Saved entries:
•••
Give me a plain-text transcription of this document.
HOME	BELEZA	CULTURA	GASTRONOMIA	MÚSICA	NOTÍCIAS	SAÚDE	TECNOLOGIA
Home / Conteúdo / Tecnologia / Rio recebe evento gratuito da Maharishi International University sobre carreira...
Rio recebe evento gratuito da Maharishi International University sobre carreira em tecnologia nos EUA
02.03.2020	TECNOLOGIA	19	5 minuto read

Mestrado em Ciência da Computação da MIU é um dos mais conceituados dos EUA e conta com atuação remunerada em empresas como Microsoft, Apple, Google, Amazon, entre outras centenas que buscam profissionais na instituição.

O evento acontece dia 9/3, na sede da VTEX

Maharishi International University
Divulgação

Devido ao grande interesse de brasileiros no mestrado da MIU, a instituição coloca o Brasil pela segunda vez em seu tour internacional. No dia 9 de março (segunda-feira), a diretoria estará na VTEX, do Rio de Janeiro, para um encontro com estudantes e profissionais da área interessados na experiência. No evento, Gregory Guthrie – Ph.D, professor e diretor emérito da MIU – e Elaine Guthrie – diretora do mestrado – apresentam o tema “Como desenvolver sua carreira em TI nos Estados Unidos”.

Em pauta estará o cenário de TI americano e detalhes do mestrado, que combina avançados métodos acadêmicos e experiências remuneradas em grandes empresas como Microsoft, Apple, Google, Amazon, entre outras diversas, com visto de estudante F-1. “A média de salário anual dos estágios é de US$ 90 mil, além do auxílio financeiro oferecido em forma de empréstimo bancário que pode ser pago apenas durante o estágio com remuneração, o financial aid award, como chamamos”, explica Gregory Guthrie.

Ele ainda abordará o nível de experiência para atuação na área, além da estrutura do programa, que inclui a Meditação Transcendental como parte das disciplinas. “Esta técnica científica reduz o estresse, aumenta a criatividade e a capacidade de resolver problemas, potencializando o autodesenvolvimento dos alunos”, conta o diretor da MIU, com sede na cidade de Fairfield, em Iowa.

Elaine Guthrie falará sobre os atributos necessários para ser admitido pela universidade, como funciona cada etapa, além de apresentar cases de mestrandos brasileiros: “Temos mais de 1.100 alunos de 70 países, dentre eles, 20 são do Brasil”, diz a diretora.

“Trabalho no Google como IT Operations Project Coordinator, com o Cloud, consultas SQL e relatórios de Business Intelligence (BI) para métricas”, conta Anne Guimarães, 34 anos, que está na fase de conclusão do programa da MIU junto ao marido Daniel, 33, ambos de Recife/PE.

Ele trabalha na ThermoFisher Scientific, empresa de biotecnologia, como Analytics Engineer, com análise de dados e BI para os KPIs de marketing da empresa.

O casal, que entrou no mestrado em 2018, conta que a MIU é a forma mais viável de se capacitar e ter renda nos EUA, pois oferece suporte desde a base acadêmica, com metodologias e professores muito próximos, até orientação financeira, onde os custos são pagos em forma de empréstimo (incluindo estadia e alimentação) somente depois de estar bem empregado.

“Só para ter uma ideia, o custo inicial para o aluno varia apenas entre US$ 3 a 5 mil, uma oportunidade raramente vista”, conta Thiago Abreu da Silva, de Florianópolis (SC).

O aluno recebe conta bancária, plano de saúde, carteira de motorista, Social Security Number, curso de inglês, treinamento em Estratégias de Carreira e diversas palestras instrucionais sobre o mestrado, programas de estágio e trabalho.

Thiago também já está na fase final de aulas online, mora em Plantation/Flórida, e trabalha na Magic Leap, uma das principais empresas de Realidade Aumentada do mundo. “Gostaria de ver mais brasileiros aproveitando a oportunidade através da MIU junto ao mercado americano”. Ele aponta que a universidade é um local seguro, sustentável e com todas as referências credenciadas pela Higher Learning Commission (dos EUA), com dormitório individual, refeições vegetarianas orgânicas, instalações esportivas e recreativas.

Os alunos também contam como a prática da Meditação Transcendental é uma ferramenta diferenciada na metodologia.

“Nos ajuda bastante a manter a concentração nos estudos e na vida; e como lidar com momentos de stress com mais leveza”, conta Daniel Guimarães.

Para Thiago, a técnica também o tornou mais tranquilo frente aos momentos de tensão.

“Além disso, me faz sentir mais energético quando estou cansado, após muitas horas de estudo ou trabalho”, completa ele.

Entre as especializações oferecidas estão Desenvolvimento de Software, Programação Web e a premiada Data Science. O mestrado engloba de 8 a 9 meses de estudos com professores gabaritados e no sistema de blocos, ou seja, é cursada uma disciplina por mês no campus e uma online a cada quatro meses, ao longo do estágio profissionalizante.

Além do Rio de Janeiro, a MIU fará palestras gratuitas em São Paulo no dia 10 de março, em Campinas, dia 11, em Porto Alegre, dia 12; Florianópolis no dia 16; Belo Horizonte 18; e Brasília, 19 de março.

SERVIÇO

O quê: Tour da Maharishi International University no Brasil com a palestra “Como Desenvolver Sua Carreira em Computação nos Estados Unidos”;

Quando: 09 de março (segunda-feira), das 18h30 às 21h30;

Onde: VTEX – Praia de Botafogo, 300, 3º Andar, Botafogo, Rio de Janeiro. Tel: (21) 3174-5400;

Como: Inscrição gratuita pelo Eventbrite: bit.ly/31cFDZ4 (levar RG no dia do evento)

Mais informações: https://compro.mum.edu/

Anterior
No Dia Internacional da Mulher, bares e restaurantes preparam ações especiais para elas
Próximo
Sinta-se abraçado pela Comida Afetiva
•••
EXERCISE:
Retype every record above exactly as it appears.

SOLUTION TO THIS TASK:
Give me a plain-text transcription of this document.
HOME	BELEZA	CULTURA	GASTRONOMIA	MÚSICA	NOTÍCIAS	SAÚDE	TECNOLOGIA
Home / Conteúdo / Tecnologia / Rio recebe evento gratuito da Maharishi International University sobre carreira...
Rio recebe evento gratuito da Maharishi International University sobre carreira em tecnologia nos EUA
02.03.2020	TECNOLOGIA	19	5 minuto read

Mestrado em Ciência da Computação da MIU é um dos mais conceituados dos EUA e conta com atuação remunerada em empresas como Microsoft, Apple, Google, Amazon, entre outras centenas que buscam profissionais na instituição.

O evento acontece dia 9/3, na sede da VTEX

Maharishi International University
Divulgação

Devido ao grande interesse de brasileiros no mestrado da MIU, a instituição coloca o Brasil pela segunda vez em seu tour internacional. No dia 9 de março (segunda-feira), a diretoria estará na VTEX, do Rio de Janeiro, para um encontro com estudantes e profissionais da área interessados na experiência. No evento, Gregory Guthrie – Ph.D, professor e diretor emérito da MIU – e Elaine Guthrie – diretora do mestrado – apresentam o tema “Como desenvolver sua carreira em TI nos Estados Unidos”.

Em pauta estará o cenário de TI americano e detalhes do mestrado, que combina avançados métodos acadêmicos e experiências remuneradas em grandes empresas como Microsoft, Apple, Google, Amazon, entre outras diversas, com visto de estudante F-1. “A média de salário anual dos estágios é de US$ 90 mil, além do auxílio financeiro oferecido em forma de empréstimo bancário que pode ser pago apenas durante o estágio com remuneração, o financial aid award, como chamamos”, explica Gregory Guthrie.

Ele ainda abordará o nível de experiência para atuação na área, além da estrutura do programa, que inclui a Meditação Transcendental como parte das disciplinas. “Esta técnica científica reduz o estresse, aumenta a criatividade e a capacidade de resolver problemas, potencializando o autodesenvolvimento dos alunos”, conta o diretor da MIU, com sede na cidade de Fairfield, em Iowa.

Elaine Guthrie falará sobre os atributos necessários para ser admitido pela universidade, como funciona cada etapa, além de apresentar cases de mestrandos brasileiros: “Temos mais de 1.100 alunos de 70 países, dentre eles, 20 são do Brasil”, diz a diretora.

“Trabalho no Google como IT Operations Project Coordinator, com o Cloud, consultas SQL e relatórios de Business Intelligence (BI) para métricas”, conta Anne Guimarães, 34 anos, que está na fase de conclusão do programa da MIU junto ao marido Daniel, 33, ambos de Recife/PE.

Ele trabalha na ThermoFisher Scientific, empresa de biotecnologia, como Analytics Engineer, com análise de dados e BI para os KPIs de marketing da empresa.

O casal, que entrou no mestrado em 2018, conta que a MIU é a forma mais viável de se capacitar e ter renda nos EUA, pois oferece suporte desde a base acadêmica, com metodologias e professores muito próximos, até orientação financeira, onde os custos são pagos em forma de empréstimo (incluindo estadia e alimentação) somente depois de estar bem empregado.

“Só para ter uma ideia, o custo inicial para o aluno varia apenas entre US$ 3 a 5 mil, uma oportunidade raramente vista”, conta Thiago Abreu da Silva, de Florianópolis (SC).

O aluno recebe conta bancária, plano de saúde, carteira de motorista, Social Security Number, curso de inglês, treinamento em Estratégias de Carreira e diversas palestras instrucionais sobre o mestrado, programas de estágio e trabalho.

Thiago também já está na fase final de aulas online, mora em Plantation/Flórida, e trabalha na Magic Leap, uma das principais empresas de Realidade Aumentada do mundo. “Gostaria de ver mais brasileiros aproveitando a oportunidade através da MIU junto ao mercado americano”. Ele aponta que a universidade é um local seguro, sustentável e com todas as referências credenciadas pela Higher Learning Commission (dos EUA), com dormitório individual, refeições vegetarianas orgânicas, instalações esportivas e recreativas.

Os alunos também contam como a prática da Meditação Transcendental é uma ferramenta diferenciada na metodologia.

“Nos ajuda bastante a manter a concentração nos estudos e na vida; e como lidar com momentos de stress com mais leveza”, conta Daniel Guimarães.

Para Thiago, a técnica também o tornou mais tranquilo frente aos momentos de tensão.

“Além disso, me faz sentir mais energético quando estou cansado, após muitas horas de estudo ou trabalho”, completa ele.

Entre as especializações oferecidas estão Desenvolvimento de Software, Programação Web e a premiada Data Science. O mestrado engloba de 8 a 9 meses de estudos com professores gabaritados e no sistema de blocos, ou seja, é cursada uma disciplina por mês no campus e uma online a cada quatro meses, ao longo do estágio profissionalizante.

Além do Rio de Janeiro, a MIU fará palestras gratuitas em São Paulo no dia 10 de março, em Campinas, dia 11, em Porto Alegre, dia 12; Florianópolis no dia 16; Belo Horizonte 18; e Brasília, 19 de março.

SERVIÇO

O quê: Tour da Maharishi International University no Brasil com a palestra “Como Desenvolver Sua Carreira em Computação nos Estados Unidos”;

Quando: 09 de março (segunda-feira), das 18h30 às 21h30;

Onde: VTEX – Praia de Botafogo, 300, 3º Andar, Botafogo, Rio de Janeiro. Tel: (21) 3174-5400;

Como: Inscrição gratuita pelo Eventbrite: bit.ly/31cFDZ4 (levar RG no dia do evento)

Mais informações: https://compro.mum.edu/

Anterior
No Dia Internacional da Mulher, bares e restaurantes preparam ações especiais para elas
Próximo
Sinta-se abraçado pela Comida Afetiva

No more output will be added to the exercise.